>> START Data for this task
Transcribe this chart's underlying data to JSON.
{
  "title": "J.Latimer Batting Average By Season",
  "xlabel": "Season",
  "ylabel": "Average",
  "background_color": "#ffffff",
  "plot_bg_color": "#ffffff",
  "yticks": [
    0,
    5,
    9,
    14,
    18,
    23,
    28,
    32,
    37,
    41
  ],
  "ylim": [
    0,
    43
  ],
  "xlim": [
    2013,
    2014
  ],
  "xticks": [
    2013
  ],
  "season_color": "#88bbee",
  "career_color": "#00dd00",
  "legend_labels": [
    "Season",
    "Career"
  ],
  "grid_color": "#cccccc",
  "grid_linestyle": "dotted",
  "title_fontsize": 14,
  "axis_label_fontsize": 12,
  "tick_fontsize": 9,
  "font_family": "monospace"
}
>> END Data for this task
Task prompt: Check each line of the records for "Average" and copy the ones that contain it.

Full output:
  "title": "J.Latimer Batting Average By Season",
  "ylabel": "Average",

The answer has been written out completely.